::: Stored data :::

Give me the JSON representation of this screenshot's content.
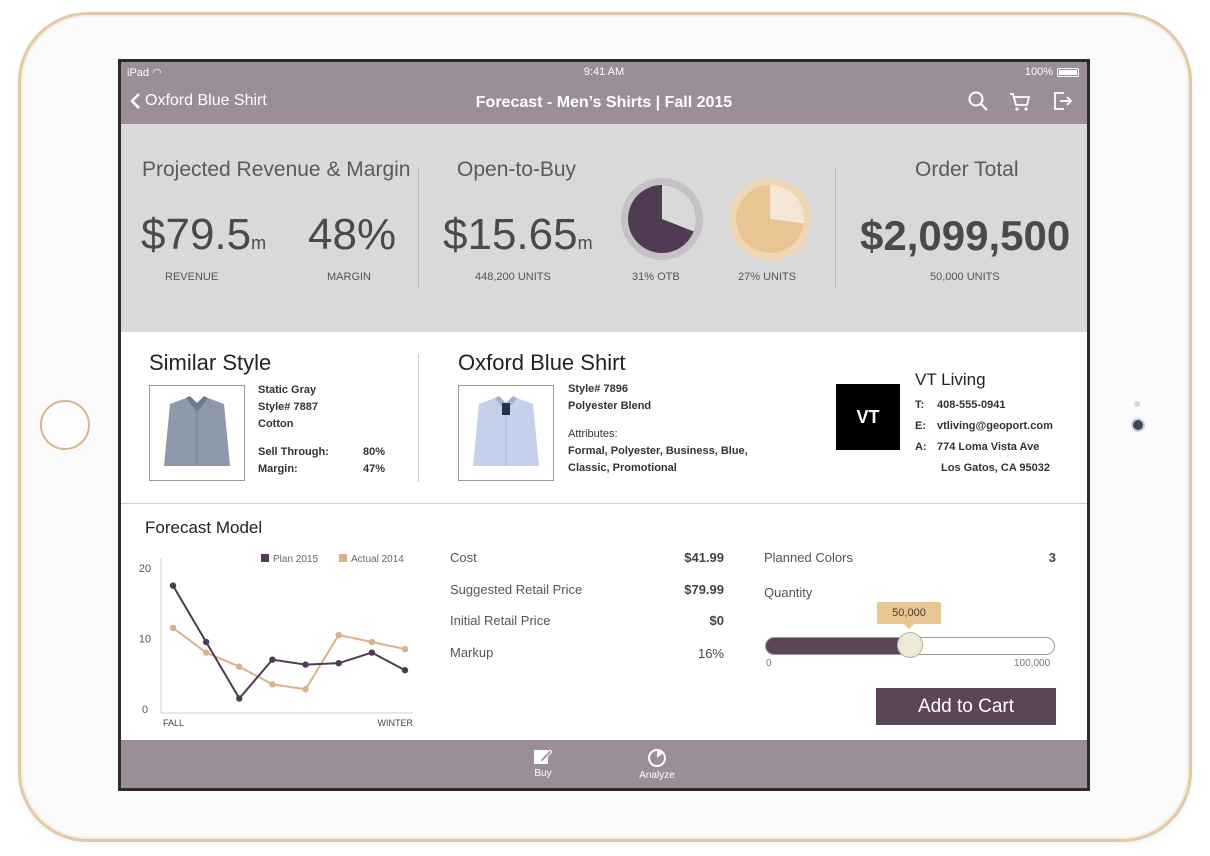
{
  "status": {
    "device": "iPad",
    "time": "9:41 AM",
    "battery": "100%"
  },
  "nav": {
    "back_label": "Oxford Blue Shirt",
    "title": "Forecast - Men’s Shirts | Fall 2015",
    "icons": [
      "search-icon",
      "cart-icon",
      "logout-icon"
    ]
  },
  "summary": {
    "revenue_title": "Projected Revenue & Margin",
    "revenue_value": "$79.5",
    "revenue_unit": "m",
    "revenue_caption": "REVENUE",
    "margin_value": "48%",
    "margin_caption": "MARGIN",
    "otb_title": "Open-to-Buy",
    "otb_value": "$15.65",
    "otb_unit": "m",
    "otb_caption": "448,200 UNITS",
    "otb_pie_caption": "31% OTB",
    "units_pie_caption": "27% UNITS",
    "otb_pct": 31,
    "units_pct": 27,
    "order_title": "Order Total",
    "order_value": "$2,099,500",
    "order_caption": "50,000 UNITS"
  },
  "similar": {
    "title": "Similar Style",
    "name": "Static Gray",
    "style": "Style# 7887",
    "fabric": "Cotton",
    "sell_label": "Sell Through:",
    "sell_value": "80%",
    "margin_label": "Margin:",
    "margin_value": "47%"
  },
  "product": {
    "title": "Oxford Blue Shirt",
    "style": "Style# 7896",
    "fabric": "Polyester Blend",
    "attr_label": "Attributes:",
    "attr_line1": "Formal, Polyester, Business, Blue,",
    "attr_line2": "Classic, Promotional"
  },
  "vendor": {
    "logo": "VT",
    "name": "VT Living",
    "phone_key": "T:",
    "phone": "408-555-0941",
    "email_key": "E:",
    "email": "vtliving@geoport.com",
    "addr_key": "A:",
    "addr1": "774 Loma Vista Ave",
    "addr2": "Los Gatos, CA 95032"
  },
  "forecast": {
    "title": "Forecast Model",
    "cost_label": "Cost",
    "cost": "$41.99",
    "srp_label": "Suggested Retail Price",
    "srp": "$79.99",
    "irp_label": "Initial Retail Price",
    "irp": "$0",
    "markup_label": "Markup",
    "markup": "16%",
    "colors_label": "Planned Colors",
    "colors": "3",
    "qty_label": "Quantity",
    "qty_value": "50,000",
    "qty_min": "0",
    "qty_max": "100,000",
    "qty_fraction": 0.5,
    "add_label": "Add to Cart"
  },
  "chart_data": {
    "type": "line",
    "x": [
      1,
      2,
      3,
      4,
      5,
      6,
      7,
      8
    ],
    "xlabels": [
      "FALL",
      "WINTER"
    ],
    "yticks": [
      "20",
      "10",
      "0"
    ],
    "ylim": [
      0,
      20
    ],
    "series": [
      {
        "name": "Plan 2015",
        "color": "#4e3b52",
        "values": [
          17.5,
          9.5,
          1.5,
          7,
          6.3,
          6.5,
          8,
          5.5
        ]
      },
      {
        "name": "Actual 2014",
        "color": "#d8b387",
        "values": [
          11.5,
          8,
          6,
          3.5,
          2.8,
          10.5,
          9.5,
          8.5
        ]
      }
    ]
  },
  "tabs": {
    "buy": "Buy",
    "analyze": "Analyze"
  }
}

:::
::: Stored data :::

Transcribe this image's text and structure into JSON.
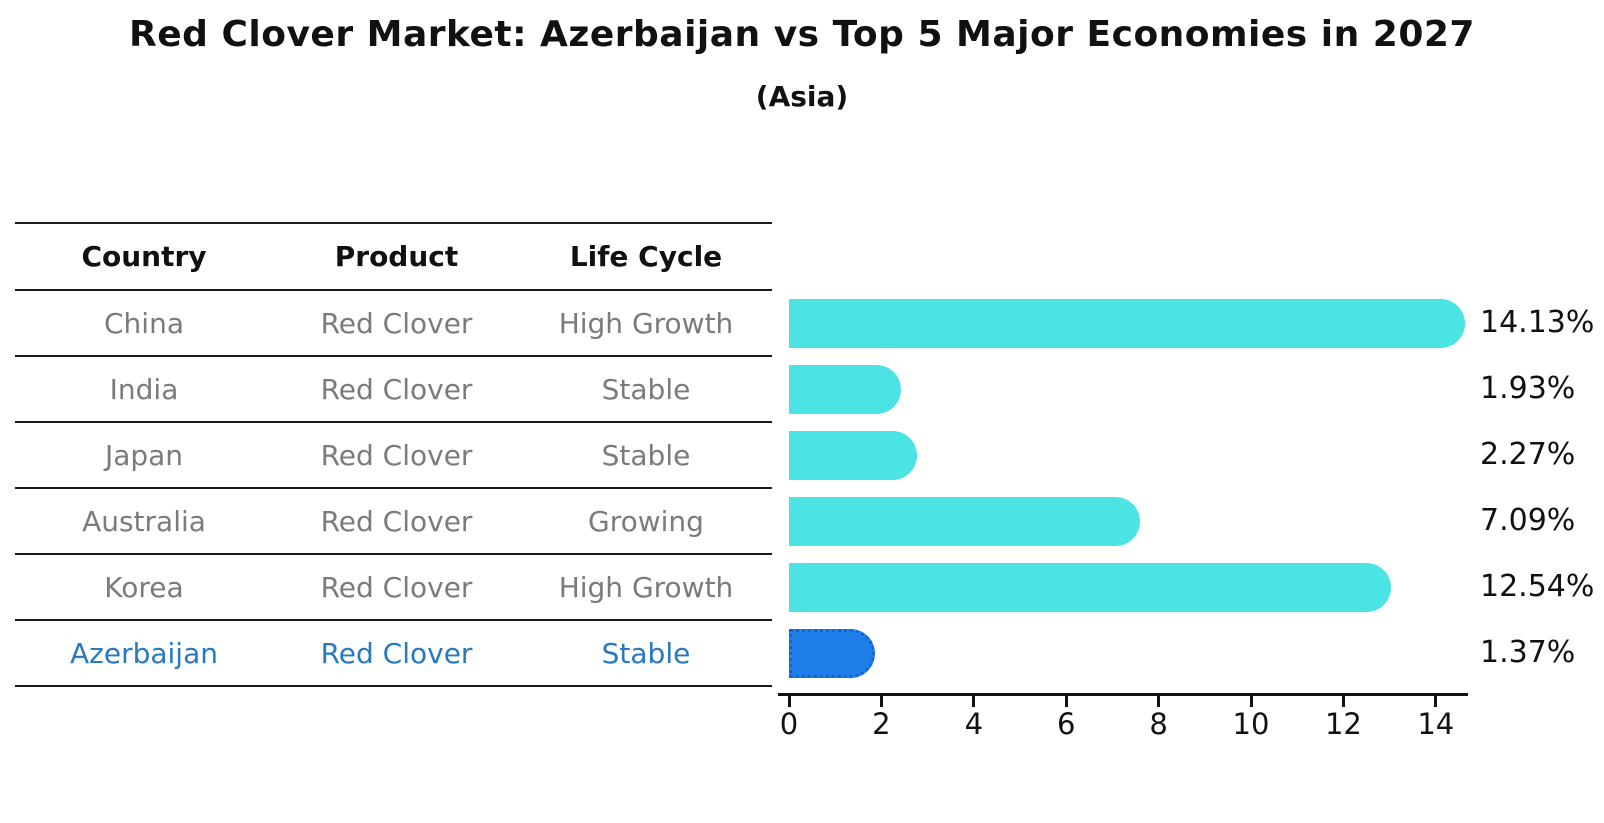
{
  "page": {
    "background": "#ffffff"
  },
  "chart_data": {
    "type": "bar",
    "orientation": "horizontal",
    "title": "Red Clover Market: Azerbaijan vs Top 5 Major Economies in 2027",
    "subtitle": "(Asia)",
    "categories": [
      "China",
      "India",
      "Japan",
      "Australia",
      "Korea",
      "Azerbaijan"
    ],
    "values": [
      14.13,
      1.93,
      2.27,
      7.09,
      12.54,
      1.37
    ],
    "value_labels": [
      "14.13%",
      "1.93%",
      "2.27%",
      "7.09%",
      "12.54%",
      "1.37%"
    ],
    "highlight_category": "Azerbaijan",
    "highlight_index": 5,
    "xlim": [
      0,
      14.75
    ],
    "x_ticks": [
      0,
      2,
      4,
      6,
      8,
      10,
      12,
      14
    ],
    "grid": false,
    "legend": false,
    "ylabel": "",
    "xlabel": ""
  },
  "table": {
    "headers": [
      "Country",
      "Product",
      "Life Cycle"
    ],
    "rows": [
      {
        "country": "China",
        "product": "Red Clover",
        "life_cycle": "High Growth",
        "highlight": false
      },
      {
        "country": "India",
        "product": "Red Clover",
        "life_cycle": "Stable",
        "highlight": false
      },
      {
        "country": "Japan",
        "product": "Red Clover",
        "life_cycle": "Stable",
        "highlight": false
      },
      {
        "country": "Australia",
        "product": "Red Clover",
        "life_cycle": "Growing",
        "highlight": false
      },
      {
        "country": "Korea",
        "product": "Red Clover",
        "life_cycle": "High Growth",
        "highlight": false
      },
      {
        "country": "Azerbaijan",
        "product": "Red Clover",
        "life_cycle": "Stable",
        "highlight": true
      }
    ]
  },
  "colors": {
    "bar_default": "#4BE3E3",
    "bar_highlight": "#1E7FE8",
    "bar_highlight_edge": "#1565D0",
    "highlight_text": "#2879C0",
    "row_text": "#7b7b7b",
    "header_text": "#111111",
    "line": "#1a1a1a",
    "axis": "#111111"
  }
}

:::

* **What is required**
Collect every line above that contains the word "Retail".

* **Complete output**
    "srp_label": "Suggested Retail Price",
    "irp_label": "Initial Retail Price",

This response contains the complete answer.